Data for this exercise:
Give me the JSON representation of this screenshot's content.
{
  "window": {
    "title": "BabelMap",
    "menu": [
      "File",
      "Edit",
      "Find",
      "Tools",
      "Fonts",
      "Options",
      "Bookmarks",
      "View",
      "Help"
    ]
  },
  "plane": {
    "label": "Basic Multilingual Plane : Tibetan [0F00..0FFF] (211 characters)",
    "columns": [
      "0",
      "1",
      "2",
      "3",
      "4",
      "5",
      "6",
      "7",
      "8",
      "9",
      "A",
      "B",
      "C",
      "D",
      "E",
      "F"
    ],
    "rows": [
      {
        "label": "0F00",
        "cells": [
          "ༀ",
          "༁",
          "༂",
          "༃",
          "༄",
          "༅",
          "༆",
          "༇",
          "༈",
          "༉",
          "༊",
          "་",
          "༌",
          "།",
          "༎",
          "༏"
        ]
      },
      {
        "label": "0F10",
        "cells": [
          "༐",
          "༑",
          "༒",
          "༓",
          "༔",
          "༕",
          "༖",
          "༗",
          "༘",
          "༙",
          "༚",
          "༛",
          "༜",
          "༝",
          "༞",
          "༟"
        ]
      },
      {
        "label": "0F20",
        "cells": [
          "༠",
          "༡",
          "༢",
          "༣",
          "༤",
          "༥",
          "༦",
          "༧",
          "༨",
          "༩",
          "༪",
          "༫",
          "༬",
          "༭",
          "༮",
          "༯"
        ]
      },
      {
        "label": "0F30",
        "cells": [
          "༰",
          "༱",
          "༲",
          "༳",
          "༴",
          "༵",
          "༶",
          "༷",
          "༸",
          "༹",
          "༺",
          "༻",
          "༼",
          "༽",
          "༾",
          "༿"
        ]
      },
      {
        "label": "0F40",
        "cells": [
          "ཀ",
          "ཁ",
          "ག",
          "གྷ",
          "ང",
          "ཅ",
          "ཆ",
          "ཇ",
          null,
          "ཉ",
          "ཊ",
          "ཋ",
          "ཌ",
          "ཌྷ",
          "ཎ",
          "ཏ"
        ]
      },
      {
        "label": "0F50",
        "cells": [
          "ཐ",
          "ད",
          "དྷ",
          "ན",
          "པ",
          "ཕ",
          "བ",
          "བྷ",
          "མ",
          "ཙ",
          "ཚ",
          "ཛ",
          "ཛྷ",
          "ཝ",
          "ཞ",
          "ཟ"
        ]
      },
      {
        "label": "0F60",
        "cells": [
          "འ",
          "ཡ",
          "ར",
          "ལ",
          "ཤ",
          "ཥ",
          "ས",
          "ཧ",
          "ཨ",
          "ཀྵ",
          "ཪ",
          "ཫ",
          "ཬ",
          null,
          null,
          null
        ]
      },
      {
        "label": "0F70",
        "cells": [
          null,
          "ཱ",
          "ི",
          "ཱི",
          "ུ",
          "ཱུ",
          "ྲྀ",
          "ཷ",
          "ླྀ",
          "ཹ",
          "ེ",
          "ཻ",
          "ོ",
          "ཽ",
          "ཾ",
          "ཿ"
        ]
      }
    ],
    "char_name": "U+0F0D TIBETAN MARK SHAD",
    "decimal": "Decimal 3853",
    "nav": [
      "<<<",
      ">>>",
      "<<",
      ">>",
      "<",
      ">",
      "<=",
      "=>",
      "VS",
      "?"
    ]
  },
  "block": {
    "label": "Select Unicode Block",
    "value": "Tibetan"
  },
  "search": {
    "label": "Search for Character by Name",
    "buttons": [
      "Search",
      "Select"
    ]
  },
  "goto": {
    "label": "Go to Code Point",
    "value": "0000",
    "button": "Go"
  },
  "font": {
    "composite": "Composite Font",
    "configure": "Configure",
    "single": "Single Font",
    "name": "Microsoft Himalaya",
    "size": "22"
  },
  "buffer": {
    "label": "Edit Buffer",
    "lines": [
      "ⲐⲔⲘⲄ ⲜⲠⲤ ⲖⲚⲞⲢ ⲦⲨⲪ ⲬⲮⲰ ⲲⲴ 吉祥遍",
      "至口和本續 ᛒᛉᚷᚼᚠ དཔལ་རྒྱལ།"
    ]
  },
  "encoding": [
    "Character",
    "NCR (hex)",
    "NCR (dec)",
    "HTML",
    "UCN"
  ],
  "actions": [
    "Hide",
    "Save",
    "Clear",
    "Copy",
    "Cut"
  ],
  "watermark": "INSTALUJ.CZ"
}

Task statement: Nothing in the data may differ; print all of it exactly as written.

Answer for this exercise:
Give me the JSON representation of this screenshot's content.
{
  "window": {
    "title": "BabelMap",
    "menu": [
      "File",
      "Edit",
      "Find",
      "Tools",
      "Fonts",
      "Options",
      "Bookmarks",
      "View",
      "Help"
    ]
  },
  "plane": {
    "label": "Basic Multilingual Plane : Tibetan [0F00..0FFF] (211 characters)",
    "columns": [
      "0",
      "1",
      "2",
      "3",
      "4",
      "5",
      "6",
      "7",
      "8",
      "9",
      "A",
      "B",
      "C",
      "D",
      "E",
      "F"
    ],
    "rows": [
      {
        "label": "0F00",
        "cells": [
          "ༀ",
          "༁",
          "༂",
          "༃",
          "༄",
          "༅",
          "༆",
          "༇",
          "༈",
          "༉",
          "༊",
          "་",
          "༌",
          "།",
          "༎",
          "༏"
        ]
      },
      {
        "label": "0F10",
        "cells": [
          "༐",
          "༑",
          "༒",
          "༓",
          "༔",
          "༕",
          "༖",
          "༗",
          "༘",
          "༙",
          "༚",
          "༛",
          "༜",
          "༝",
          "༞",
          "༟"
        ]
      },
      {
        "label": "0F20",
        "cells": [
          "༠",
          "༡",
          "༢",
          "༣",
          "༤",
          "༥",
          "༦",
          "༧",
          "༨",
          "༩",
          "༪",
          "༫",
          "༬",
          "༭",
          "༮",
          "༯"
        ]
      },
      {
        "label": "0F30",
        "cells": [
          "༰",
          "༱",
          "༲",
          "༳",
          "༴",
          "༵",
          "༶",
          "༷",
          "༸",
          "༹",
          "༺",
          "༻",
          "༼",
          "༽",
          "༾",
          "༿"
        ]
      },
      {
        "label": "0F40",
        "cells": [
          "ཀ",
          "ཁ",
          "ག",
          "གྷ",
          "ང",
          "ཅ",
          "ཆ",
          "ཇ",
          null,
          "ཉ",
          "ཊ",
          "ཋ",
          "ཌ",
          "ཌྷ",
          "ཎ",
          "ཏ"
        ]
      },
      {
        "label": "0F50",
        "cells": [
          "ཐ",
          "ད",
          "དྷ",
          "ན",
          "པ",
          "ཕ",
          "བ",
          "བྷ",
          "མ",
          "ཙ",
          "ཚ",
          "ཛ",
          "ཛྷ",
          "ཝ",
          "ཞ",
          "ཟ"
        ]
      },
      {
        "label": "0F60",
        "cells": [
          "འ",
          "ཡ",
          "ར",
          "ལ",
          "ཤ",
          "ཥ",
          "ས",
          "ཧ",
          "ཨ",
          "ཀྵ",
          "ཪ",
          "ཫ",
          "ཬ",
          null,
          null,
          null
        ]
      },
      {
        "label": "0F70",
        "cells": [
          null,
          "ཱ",
          "ི",
          "ཱི",
          "ུ",
          "ཱུ",
          "ྲྀ",
          "ཷ",
          "ླྀ",
          "ཹ",
          "ེ",
          "ཻ",
          "ོ",
          "ཽ",
          "ཾ",
          "ཿ"
        ]
      }
    ],
    "char_name": "U+0F0D TIBETAN MARK SHAD",
    "decimal": "Decimal 3853",
    "nav": [
      "<<<",
      ">>>",
      "<<",
      ">>",
      "<",
      ">",
      "<=",
      "=>",
      "VS",
      "?"
    ]
  },
  "block": {
    "label": "Select Unicode Block",
    "value": "Tibetan"
  },
  "search": {
    "label": "Search for Character by Name",
    "buttons": [
      "Search",
      "Select"
    ]
  },
  "goto": {
    "label": "Go to Code Point",
    "value": "0000",
    "button": "Go"
  },
  "font": {
    "composite": "Composite Font",
    "configure": "Configure",
    "single": "Single Font",
    "name": "Microsoft Himalaya",
    "size": "22"
  },
  "buffer": {
    "label": "Edit Buffer",
    "lines": [
      "ⲐⲔⲘⲄ ⲜⲠⲤ ⲖⲚⲞⲢ ⲦⲨⲪ ⲬⲮⲰ ⲲⲴ 吉祥遍",
      "至口和本續 ᛒᛉᚷᚼᚠ དཔལ་རྒྱལ།"
    ]
  },
  "encoding": [
    "Character",
    "NCR (hex)",
    "NCR (dec)",
    "HTML",
    "UCN"
  ],
  "actions": [
    "Hide",
    "Save",
    "Clear",
    "Copy",
    "Cut"
  ],
  "watermark": "INSTALUJ.CZ"
}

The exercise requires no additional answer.